## Written exercise
Check each line of the material below for "title", then copy the ones that contain it.
┄┄┄┄┄┄┄┄┄┄┄┄┄┄┄┄┄┄┄┄
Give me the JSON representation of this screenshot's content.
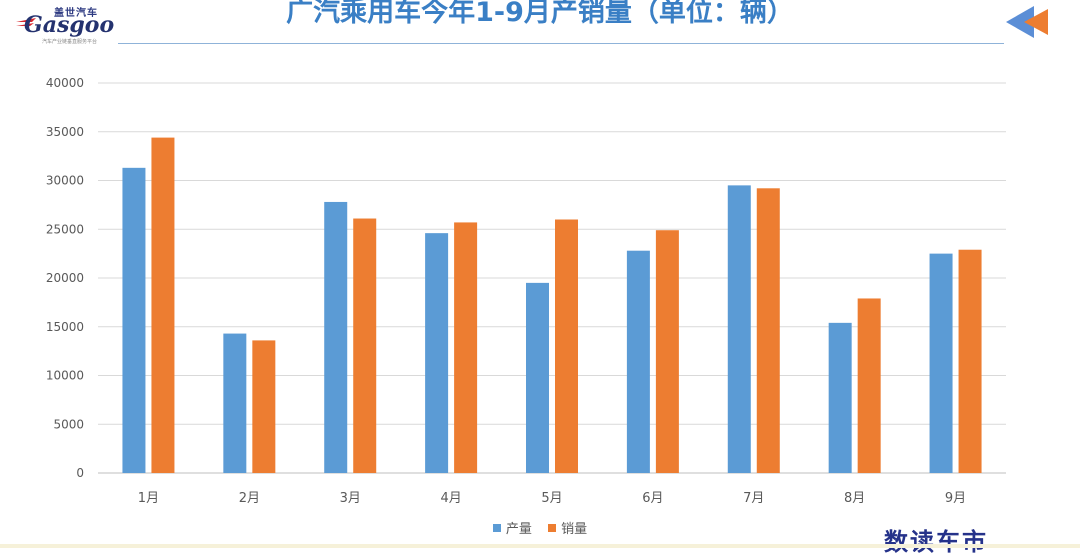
{
  "logo": {
    "name_cn": "盖世汽车",
    "name_en": "Gasgoo",
    "tagline": "汽车产业链垂直服务平台"
  },
  "chart_data": {
    "type": "bar",
    "title": "广汽乘用车今年1-9月产销量（单位：辆）",
    "categories": [
      "1月",
      "2月",
      "3月",
      "4月",
      "5月",
      "6月",
      "7月",
      "8月",
      "9月"
    ],
    "series": [
      {
        "name": "产量",
        "color": "#5b9bd5",
        "values": [
          31300,
          14300,
          27800,
          24600,
          19500,
          22800,
          29500,
          15400,
          22500
        ]
      },
      {
        "name": "销量",
        "color": "#ed7d31",
        "values": [
          34400,
          13600,
          26100,
          25700,
          26000,
          24900,
          29200,
          17900,
          22900
        ]
      }
    ],
    "ylim": [
      0,
      40000
    ],
    "yticks": [
      "0",
      "5000",
      "10000",
      "15000",
      "20000",
      "25000",
      "30000",
      "35000",
      "40000"
    ],
    "grid": true,
    "legend": "bottom"
  },
  "footer": {
    "brand": "数读车市"
  },
  "colors": {
    "title": "#3a7fc5",
    "accent_arrow_blue": "#5b8ed6",
    "accent_arrow_orange": "#ed7d31"
  }
}
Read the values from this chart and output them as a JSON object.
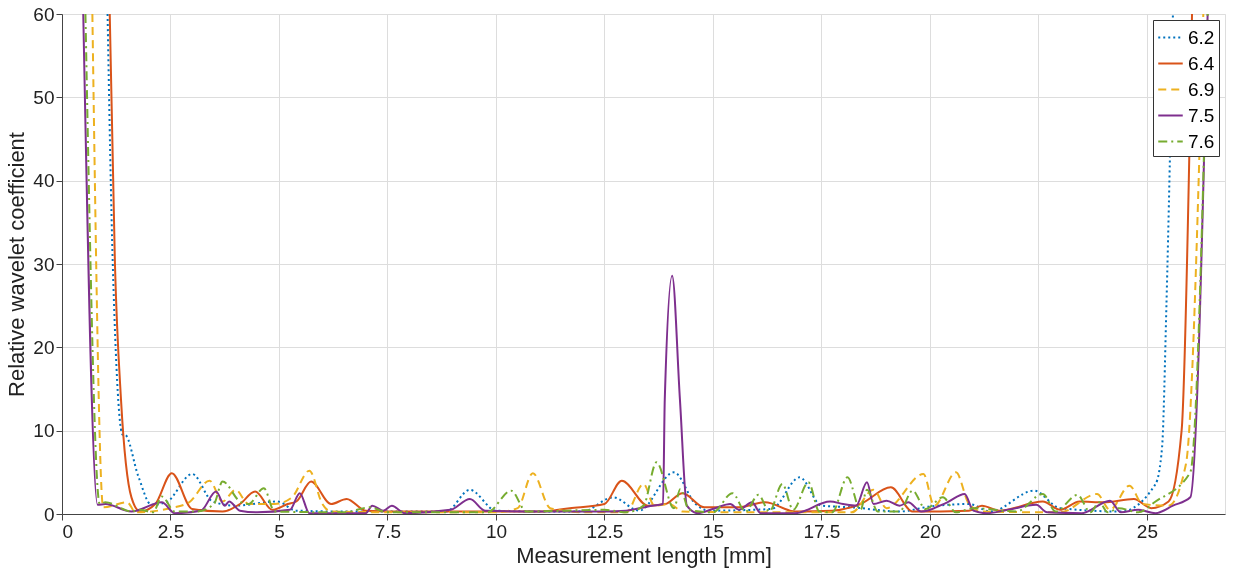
┄┄┄┄┄┄┄┄┄┄┄┄┄┄┄┄┄┄┄┄
## Output
    "title": "广汽乘用车今年1-9月产销量（单位：辆）",
    "title": "#3a7fc5",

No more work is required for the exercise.